**DIRECTIONS FOR THIS TASK:** Each line that includes the string "color" counts once; give the total and nothing else.

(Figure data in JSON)

□ □ □ □ □

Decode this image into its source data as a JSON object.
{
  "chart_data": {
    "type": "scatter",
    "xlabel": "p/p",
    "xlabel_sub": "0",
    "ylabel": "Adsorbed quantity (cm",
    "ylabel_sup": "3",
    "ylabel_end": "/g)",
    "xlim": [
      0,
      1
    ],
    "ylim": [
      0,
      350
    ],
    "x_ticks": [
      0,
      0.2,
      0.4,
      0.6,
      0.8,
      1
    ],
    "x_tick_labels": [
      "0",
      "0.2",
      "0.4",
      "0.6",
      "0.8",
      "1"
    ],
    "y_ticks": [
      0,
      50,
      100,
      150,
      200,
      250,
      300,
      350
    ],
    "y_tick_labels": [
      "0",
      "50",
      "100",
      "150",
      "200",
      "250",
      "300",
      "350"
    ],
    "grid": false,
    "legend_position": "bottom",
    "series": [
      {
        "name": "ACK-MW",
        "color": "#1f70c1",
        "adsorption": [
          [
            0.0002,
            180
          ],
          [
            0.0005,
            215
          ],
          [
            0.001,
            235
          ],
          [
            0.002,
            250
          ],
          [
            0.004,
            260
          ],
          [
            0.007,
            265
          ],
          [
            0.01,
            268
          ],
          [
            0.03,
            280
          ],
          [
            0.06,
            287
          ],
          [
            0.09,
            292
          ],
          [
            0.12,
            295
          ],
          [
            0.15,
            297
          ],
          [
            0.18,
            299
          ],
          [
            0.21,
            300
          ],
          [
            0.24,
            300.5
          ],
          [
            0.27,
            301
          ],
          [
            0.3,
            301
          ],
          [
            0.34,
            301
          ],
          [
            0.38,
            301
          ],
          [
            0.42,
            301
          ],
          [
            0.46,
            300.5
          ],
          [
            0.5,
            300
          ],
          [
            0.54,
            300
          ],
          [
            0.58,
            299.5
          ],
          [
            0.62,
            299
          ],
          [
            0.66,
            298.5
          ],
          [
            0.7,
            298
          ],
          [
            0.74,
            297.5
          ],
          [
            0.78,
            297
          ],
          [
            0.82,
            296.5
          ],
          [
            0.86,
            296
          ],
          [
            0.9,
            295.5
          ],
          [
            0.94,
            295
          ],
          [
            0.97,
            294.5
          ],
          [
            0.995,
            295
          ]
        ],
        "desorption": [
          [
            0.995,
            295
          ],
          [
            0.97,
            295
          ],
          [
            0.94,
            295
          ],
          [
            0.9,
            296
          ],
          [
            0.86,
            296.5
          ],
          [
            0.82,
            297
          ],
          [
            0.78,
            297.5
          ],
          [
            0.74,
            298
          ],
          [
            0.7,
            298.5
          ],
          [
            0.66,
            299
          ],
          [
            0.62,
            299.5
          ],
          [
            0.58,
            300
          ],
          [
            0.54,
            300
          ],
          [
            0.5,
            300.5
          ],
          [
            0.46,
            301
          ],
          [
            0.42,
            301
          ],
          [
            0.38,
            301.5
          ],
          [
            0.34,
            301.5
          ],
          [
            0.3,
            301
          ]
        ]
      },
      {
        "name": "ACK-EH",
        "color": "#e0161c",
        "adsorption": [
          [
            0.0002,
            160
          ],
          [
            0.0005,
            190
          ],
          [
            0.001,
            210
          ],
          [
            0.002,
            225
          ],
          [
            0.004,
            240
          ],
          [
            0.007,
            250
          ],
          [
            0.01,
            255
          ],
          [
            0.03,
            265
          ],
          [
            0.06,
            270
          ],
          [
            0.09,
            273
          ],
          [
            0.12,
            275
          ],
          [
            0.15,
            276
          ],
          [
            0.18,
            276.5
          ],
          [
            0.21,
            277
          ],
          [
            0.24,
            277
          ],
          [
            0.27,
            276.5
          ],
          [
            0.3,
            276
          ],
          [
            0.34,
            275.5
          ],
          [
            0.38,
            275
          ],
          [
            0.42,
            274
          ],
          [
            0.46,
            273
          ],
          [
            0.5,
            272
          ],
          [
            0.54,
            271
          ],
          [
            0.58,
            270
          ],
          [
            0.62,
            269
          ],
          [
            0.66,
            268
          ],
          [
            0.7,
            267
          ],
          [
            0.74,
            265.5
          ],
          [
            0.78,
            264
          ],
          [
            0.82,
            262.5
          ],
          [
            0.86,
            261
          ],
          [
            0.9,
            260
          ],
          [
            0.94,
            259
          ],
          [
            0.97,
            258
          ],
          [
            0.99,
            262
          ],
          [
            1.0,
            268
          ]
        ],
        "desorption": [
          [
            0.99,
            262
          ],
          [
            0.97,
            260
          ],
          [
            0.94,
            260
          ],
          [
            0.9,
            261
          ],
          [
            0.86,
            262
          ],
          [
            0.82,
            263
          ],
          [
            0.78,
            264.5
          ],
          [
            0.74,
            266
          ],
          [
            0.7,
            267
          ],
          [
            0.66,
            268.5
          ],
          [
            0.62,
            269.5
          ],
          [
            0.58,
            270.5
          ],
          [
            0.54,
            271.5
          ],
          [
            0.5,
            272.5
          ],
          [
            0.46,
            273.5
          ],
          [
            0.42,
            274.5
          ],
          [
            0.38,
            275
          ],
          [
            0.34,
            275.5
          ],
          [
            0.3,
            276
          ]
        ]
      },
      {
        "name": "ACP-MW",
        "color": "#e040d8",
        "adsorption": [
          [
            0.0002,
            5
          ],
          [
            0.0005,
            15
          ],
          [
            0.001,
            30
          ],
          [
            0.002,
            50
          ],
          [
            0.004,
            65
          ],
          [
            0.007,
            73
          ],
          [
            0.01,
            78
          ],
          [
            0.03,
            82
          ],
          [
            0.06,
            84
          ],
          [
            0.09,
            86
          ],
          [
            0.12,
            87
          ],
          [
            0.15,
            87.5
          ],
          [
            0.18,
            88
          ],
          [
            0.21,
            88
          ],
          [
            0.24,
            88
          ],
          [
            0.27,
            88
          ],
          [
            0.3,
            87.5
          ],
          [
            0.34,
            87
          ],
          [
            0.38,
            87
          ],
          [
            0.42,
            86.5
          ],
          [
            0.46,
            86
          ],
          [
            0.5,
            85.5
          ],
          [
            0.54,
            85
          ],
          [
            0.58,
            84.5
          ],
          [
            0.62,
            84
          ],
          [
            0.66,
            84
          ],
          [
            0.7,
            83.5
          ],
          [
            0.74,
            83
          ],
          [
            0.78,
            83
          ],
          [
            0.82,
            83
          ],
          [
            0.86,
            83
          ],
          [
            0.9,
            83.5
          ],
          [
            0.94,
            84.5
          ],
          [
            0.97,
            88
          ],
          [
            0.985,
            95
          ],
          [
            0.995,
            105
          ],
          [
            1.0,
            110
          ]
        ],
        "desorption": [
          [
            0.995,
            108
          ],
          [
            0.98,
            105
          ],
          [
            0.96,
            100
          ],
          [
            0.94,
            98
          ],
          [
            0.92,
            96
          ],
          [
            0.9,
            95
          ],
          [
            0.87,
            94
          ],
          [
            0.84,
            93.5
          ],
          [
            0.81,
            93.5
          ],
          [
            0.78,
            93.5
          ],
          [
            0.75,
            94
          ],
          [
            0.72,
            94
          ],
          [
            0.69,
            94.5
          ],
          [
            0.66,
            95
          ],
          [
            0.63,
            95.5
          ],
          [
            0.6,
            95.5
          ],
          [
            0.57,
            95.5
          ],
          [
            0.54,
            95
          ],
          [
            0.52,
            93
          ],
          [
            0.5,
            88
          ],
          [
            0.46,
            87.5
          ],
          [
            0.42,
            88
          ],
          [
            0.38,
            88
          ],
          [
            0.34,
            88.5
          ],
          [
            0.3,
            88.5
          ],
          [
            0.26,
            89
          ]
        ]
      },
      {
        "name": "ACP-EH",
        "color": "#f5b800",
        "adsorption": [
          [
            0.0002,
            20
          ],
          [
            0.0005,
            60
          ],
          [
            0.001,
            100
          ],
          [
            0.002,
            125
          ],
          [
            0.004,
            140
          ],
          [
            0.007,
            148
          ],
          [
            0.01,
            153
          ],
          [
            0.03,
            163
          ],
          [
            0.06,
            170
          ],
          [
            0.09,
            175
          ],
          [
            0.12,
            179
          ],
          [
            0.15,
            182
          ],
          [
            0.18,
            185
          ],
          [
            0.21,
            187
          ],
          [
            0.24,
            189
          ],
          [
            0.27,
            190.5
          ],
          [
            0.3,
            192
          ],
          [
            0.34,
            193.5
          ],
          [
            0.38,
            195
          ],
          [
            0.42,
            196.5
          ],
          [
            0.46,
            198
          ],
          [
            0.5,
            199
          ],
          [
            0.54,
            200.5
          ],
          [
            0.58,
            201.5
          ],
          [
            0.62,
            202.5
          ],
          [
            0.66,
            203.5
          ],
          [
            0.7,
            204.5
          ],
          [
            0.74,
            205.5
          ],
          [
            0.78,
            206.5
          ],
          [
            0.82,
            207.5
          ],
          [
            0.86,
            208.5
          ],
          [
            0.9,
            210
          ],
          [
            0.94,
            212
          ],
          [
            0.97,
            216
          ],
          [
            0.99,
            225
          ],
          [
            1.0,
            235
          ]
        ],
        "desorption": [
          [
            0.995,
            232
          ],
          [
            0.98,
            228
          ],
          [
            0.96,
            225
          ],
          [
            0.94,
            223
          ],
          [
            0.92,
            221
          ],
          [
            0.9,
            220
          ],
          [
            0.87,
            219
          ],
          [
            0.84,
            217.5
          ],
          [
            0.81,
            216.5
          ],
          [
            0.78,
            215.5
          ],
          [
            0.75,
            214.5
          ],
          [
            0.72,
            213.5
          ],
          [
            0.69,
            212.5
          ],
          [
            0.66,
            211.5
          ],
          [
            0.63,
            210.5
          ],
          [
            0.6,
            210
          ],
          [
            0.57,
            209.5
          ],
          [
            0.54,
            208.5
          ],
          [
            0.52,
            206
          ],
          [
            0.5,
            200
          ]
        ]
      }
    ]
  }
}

□ □ □ □ □

**ANSWER TO THE PROBLEM:** 4